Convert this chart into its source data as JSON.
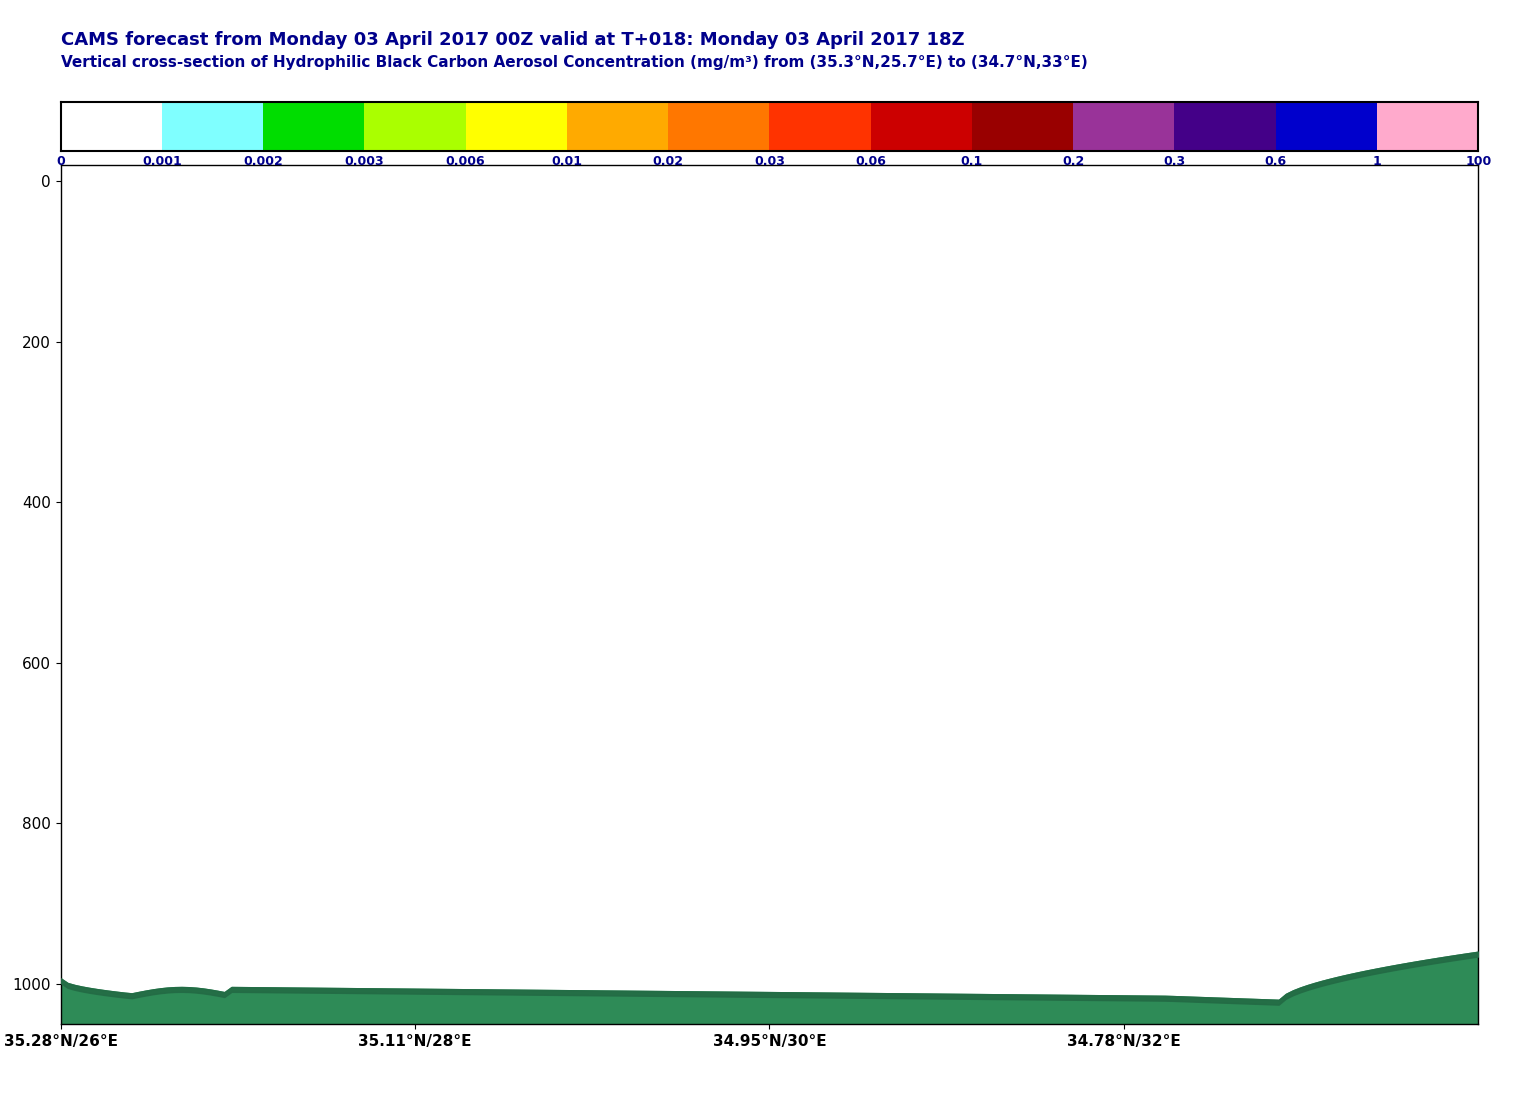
{
  "title_line1": "CAMS forecast from Monday 03 April 2017 00Z valid at T+018: Monday 03 April 2017 18Z",
  "title_line2": "Vertical cross-section of Hydrophilic Black Carbon Aerosol Concentration (mg/m³) from (35.3°N,25.7°E) to (34.7°N,33°E)",
  "title_color": "#00008B",
  "colorbar_tick_labels": [
    "0",
    "0.001",
    "0.002",
    "0.003",
    "0.006",
    "0.01",
    "0.02",
    "0.03",
    "0.06",
    "0.1",
    "0.2",
    "0.3",
    "0.6",
    "1",
    "100"
  ],
  "colorbar_colors": [
    "#ffffff",
    "#7fffff",
    "#00dd00",
    "#aaff00",
    "#ffff00",
    "#ffaa00",
    "#ff7700",
    "#ff3300",
    "#cc0000",
    "#990000",
    "#993399",
    "#440088",
    "#0000cc",
    "#ffaacc"
  ],
  "yticks": [
    0,
    200,
    400,
    600,
    800,
    1000
  ],
  "xtick_labels": [
    "35.28°N/26°E",
    "35.11°N/28°E",
    "34.95°N/30°E",
    "34.78°N/32°E"
  ],
  "xtick_positions": [
    0,
    0.25,
    0.5,
    0.75
  ],
  "filled_outer_color": "#2e8b57",
  "filled_inner_color": "#236b45",
  "bg_color": "#ffffff"
}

□ □ □ □ □ □ □

§ THE PROBLEM
Go through the material above and copy each line that has the word "from".

§ RESULT OF THE EXERCISE
  "title_line1": "CAMS forecast from Monday 03 April 2017 00Z valid at T+018: Monday 03 April 2017 18Z",
  "title_line2": "Vertical cross-section of Hydrophilic Black Carbon Aerosol Concentration (mg/m³) from (35.3°N,25.7°E) to (34.7°N,33°E)",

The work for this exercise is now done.